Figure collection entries

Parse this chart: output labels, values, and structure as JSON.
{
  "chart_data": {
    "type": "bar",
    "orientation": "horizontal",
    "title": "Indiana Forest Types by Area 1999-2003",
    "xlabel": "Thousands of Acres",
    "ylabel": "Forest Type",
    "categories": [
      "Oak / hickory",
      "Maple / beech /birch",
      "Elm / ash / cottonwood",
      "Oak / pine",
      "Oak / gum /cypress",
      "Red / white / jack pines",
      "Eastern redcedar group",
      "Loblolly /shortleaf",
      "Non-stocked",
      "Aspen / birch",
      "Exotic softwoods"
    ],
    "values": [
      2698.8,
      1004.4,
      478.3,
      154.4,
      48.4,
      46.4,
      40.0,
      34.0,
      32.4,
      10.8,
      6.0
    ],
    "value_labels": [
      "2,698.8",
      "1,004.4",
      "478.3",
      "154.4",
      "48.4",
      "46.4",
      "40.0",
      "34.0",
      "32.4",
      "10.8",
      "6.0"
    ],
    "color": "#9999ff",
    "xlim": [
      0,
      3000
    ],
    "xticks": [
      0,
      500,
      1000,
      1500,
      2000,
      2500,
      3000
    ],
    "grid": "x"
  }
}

Set task: Select the lines from the entries that include the word "values".

Result:
Parse this chart: output labels, values, and structure as JSON.
    "values": [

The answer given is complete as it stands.